■ What you need to do
Work out how many lines in the entries below include the word "color". Give nothing but the number.
########
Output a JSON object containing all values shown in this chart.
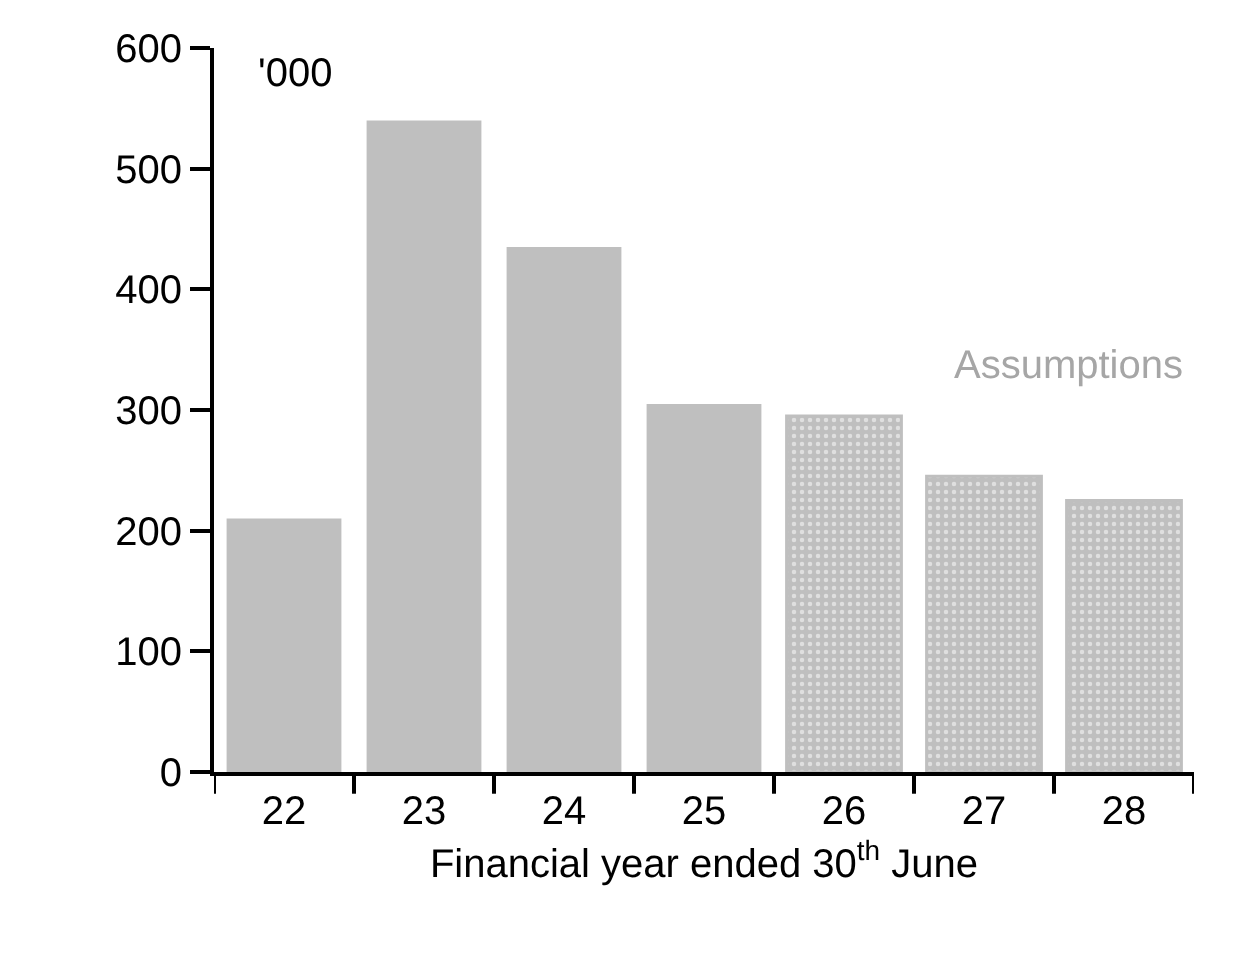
{
  "chart_data": {
    "type": "bar",
    "xlabel": "Financial year ended 30$^{th}$ June",
    "ylabel": "'000",
    "categories": [
      "22",
      "23",
      "24",
      "25",
      "26",
      "27",
      "28"
    ],
    "series": [
      {
        "color": "#bfbfbf",
        "values": [
          210,
          540,
          435,
          305,
          null,
          null,
          null
        ]
      },
      {
        "name": "Assumptions",
        "color": "#bfbfbf",
        "line_style": "dotted",
        "values": [
          null,
          null,
          null,
          null,
          295,
          245,
          225
        ]
      }
    ],
    "ylim": [
      0,
      600
    ],
    "yticks": [
      0,
      100,
      200,
      300,
      400,
      500,
      600
    ],
    "legend": false
  }
}
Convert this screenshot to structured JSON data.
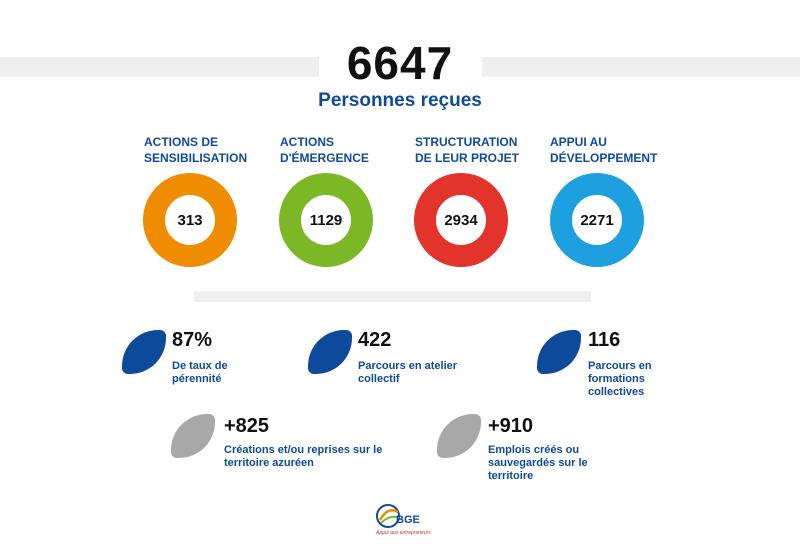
{
  "header": {
    "total": "6647",
    "subtitle": "Personnes reçues"
  },
  "categories": [
    {
      "label_line1": "ACTIONS DE",
      "label_line2": "SENSIBILISATION",
      "value": "313",
      "color": "#f08c00"
    },
    {
      "label_line1": "ACTIONS",
      "label_line2": "D'ÉMERGENCE",
      "value": "1129",
      "color": "#7cb826"
    },
    {
      "label_line1": "STRUCTURATION",
      "label_line2": "DE LEUR PROJET",
      "value": "2934",
      "color": "#e3342b"
    },
    {
      "label_line1": "APPUI AU",
      "label_line2": "DÉVELOPPEMENT",
      "value": "2271",
      "color": "#1ea0e0"
    }
  ],
  "stats": [
    {
      "value": "87%",
      "label_line1": "De taux de",
      "label_line2": "pérennité",
      "label_line3": ""
    },
    {
      "value": "422",
      "label_line1": "Parcours en atelier",
      "label_line2": "collectif",
      "label_line3": ""
    },
    {
      "value": "116",
      "label_line1": "Parcours en",
      "label_line2": "formations",
      "label_line3": "collectives"
    },
    {
      "value": "+825",
      "label_line1": "Créations et/ou reprises sur le",
      "label_line2": "territoire azuréen",
      "label_line3": ""
    },
    {
      "value": "+910",
      "label_line1": "Emplois créés ou",
      "label_line2": "sauvegardés sur le",
      "label_line3": "territoire"
    }
  ],
  "logo": {
    "name": "BGE",
    "tagline": "Appui aux entrepreneurs",
    "icon": "bge-logo-icon"
  }
}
########
■ Solution to this exercise
6